▸ Short task
All records should be reproduced verbatim.
======== Given data ========
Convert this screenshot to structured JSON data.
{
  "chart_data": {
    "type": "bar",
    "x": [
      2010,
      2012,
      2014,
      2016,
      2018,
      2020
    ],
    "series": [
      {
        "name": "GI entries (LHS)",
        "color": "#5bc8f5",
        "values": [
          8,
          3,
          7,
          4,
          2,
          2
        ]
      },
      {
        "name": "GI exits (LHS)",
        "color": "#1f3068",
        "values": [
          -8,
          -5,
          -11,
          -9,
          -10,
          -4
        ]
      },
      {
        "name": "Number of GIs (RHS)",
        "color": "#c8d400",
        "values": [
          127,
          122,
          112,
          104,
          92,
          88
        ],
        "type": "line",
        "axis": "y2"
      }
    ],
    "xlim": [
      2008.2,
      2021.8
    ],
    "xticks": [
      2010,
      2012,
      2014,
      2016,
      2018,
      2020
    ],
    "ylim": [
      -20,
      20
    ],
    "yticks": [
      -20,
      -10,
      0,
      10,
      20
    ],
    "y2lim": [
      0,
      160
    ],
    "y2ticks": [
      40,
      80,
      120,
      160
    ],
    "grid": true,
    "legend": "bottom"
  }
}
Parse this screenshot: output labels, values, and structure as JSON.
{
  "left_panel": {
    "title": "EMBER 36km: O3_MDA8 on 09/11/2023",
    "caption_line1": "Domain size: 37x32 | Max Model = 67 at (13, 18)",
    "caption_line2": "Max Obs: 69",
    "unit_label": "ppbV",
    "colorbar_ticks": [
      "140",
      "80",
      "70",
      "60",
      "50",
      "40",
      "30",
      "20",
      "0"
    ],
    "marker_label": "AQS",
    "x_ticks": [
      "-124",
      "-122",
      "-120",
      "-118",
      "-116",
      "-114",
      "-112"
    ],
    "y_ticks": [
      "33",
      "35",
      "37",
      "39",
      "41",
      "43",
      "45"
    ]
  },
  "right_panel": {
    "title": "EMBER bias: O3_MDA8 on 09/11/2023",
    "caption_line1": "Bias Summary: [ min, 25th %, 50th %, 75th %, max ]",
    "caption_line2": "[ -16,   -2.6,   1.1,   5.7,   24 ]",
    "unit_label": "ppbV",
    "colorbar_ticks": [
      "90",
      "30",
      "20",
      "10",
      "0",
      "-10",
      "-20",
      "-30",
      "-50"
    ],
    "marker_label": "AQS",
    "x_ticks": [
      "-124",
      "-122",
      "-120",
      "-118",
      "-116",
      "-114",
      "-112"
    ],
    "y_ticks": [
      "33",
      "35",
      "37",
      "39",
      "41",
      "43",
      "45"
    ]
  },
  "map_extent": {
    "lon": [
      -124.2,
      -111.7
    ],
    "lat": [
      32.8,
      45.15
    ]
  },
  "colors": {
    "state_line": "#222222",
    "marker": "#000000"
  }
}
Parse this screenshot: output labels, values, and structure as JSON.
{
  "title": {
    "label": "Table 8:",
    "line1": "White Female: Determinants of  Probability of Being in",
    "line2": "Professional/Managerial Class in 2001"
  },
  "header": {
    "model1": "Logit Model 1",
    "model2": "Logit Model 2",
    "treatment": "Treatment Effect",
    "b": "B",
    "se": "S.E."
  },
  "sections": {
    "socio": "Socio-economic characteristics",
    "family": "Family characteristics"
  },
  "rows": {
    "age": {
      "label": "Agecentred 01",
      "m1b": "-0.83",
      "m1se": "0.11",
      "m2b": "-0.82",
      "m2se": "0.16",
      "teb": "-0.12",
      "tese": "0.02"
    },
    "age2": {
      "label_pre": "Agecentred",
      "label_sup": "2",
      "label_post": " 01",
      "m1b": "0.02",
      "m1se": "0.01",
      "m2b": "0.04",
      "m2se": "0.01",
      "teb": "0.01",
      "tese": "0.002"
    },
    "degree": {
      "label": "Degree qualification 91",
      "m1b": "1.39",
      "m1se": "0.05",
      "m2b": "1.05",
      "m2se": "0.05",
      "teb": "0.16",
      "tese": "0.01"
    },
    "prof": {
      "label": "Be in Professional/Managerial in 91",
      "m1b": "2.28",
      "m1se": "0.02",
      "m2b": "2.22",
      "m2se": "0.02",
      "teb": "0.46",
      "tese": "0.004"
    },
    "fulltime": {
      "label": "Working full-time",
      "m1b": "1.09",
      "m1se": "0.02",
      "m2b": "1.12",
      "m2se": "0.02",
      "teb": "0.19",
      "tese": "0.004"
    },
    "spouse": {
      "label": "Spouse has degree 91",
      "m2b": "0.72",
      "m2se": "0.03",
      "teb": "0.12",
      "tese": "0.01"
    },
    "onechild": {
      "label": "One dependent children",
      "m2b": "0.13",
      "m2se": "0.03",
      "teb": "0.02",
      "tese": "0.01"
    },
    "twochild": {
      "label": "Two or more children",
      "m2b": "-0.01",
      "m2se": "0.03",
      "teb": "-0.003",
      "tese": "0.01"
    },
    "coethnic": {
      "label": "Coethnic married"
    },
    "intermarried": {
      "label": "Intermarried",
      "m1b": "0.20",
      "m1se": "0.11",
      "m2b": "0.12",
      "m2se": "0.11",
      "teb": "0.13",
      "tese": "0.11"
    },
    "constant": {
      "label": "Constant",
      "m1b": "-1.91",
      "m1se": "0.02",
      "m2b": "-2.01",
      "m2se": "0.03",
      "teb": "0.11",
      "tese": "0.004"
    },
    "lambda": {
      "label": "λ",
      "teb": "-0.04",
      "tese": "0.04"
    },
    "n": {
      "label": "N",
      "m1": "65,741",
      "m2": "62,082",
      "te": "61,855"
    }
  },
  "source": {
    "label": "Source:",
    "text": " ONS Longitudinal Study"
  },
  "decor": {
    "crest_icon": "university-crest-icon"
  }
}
========
▸ Written answer
Convert this screenshot to structured JSON data.
{
  "chart_data": {
    "type": "bar",
    "x": [
      2010,
      2012,
      2014,
      2016,
      2018,
      2020
    ],
    "series": [
      {
        "name": "GI entries (LHS)",
        "color": "#5bc8f5",
        "values": [
          8,
          3,
          7,
          4,
          2,
          2
        ]
      },
      {
        "name": "GI exits (LHS)",
        "color": "#1f3068",
        "values": [
          -8,
          -5,
          -11,
          -9,
          -10,
          -4
        ]
      },
      {
        "name": "Number of GIs (RHS)",
        "color": "#c8d400",
        "values": [
          127,
          122,
          112,
          104,
          92,
          88
        ],
        "type": "line",
        "axis": "y2"
      }
    ],
    "xlim": [
      2008.2,
      2021.8
    ],
    "xticks": [
      2010,
      2012,
      2014,
      2016,
      2018,
      2020
    ],
    "ylim": [
      -20,
      20
    ],
    "yticks": [
      -20,
      -10,
      0,
      10,
      20
    ],
    "y2lim": [
      0,
      160
    ],
    "y2ticks": [
      40,
      80,
      120,
      160
    ],
    "grid": true,
    "legend": "bottom"
  }
}
Parse this screenshot: output labels, values, and structure as JSON.
{
  "left_panel": {
    "title": "EMBER 36km: O3_MDA8 on 09/11/2023",
    "caption_line1": "Domain size: 37x32 | Max Model = 67 at (13, 18)",
    "caption_line2": "Max Obs: 69",
    "unit_label": "ppbV",
    "colorbar_ticks": [
      "140",
      "80",
      "70",
      "60",
      "50",
      "40",
      "30",
      "20",
      "0"
    ],
    "marker_label": "AQS",
    "x_ticks": [
      "-124",
      "-122",
      "-120",
      "-118",
      "-116",
      "-114",
      "-112"
    ],
    "y_ticks": [
      "33",
      "35",
      "37",
      "39",
      "41",
      "43",
      "45"
    ]
  },
  "right_panel": {
    "title": "EMBER bias: O3_MDA8 on 09/11/2023",
    "caption_line1": "Bias Summary: [ min, 25th %, 50th %, 75th %, max ]",
    "caption_line2": "[ -16,   -2.6,   1.1,   5.7,   24 ]",
    "unit_label": "ppbV",
    "colorbar_ticks": [
      "90",
      "30",
      "20",
      "10",
      "0",
      "-10",
      "-20",
      "-30",
      "-50"
    ],
    "marker_label": "AQS",
    "x_ticks": [
      "-124",
      "-122",
      "-120",
      "-118",
      "-116",
      "-114",
      "-112"
    ],
    "y_ticks": [
      "33",
      "35",
      "37",
      "39",
      "41",
      "43",
      "45"
    ]
  },
  "map_extent": {
    "lon": [
      -124.2,
      -111.7
    ],
    "lat": [
      32.8,
      45.15
    ]
  },
  "colors": {
    "state_line": "#222222",
    "marker": "#000000"
  }
}
Parse this screenshot: output labels, values, and structure as JSON.
{
  "title": {
    "label": "Table 8:",
    "line1": "White Female: Determinants of  Probability of Being in",
    "line2": "Professional/Managerial Class in 2001"
  },
  "header": {
    "model1": "Logit Model 1",
    "model2": "Logit Model 2",
    "treatment": "Treatment Effect",
    "b": "B",
    "se": "S.E."
  },
  "sections": {
    "socio": "Socio-economic characteristics",
    "family": "Family characteristics"
  },
  "rows": {
    "age": {
      "label": "Agecentred 01",
      "m1b": "-0.83",
      "m1se": "0.11",
      "m2b": "-0.82",
      "m2se": "0.16",
      "teb": "-0.12",
      "tese": "0.02"
    },
    "age2": {
      "label_pre": "Agecentred",
      "label_sup": "2",
      "label_post": " 01",
      "m1b": "0.02",
      "m1se": "0.01",
      "m2b": "0.04",
      "m2se": "0.01",
      "teb": "0.01",
      "tese": "0.002"
    },
    "degree": {
      "label": "Degree qualification 91",
      "m1b": "1.39",
      "m1se": "0.05",
      "m2b": "1.05",
      "m2se": "0.05",
      "teb": "0.16",
      "tese": "0.01"
    },
    "prof": {
      "label": "Be in Professional/Managerial in 91",
      "m1b": "2.28",
      "m1se": "0.02",
      "m2b": "2.22",
      "m2se": "0.02",
      "teb": "0.46",
      "tese": "0.004"
    },
    "fulltime": {
      "label": "Working full-time",
      "m1b": "1.09",
      "m1se": "0.02",
      "m2b": "1.12",
      "m2se": "0.02",
      "teb": "0.19",
      "tese": "0.004"
    },
    "spouse": {
      "label": "Spouse has degree 91",
      "m2b": "0.72",
      "m2se": "0.03",
      "teb": "0.12",
      "tese": "0.01"
    },
    "onechild": {
      "label": "One dependent children",
      "m2b": "0.13",
      "m2se": "0.03",
      "teb": "0.02",
      "tese": "0.01"
    },
    "twochild": {
      "label": "Two or more children",
      "m2b": "-0.01",
      "m2se": "0.03",
      "teb": "-0.003",
      "tese": "0.01"
    },
    "coethnic": {
      "label": "Coethnic married"
    },
    "intermarried": {
      "label": "Intermarried",
      "m1b": "0.20",
      "m1se": "0.11",
      "m2b": "0.12",
      "m2se": "0.11",
      "teb": "0.13",
      "tese": "0.11"
    },
    "constant": {
      "label": "Constant",
      "m1b": "-1.91",
      "m1se": "0.02",
      "m2b": "-2.01",
      "m2se": "0.03",
      "teb": "0.11",
      "tese": "0.004"
    },
    "lambda": {
      "label": "λ",
      "teb": "-0.04",
      "tese": "0.04"
    },
    "n": {
      "label": "N",
      "m1": "65,741",
      "m2": "62,082",
      "te": "61,855"
    }
  },
  "source": {
    "label": "Source:",
    "text": " ONS Longitudinal Study"
  },
  "decor": {
    "crest_icon": "university-crest-icon"
  }
}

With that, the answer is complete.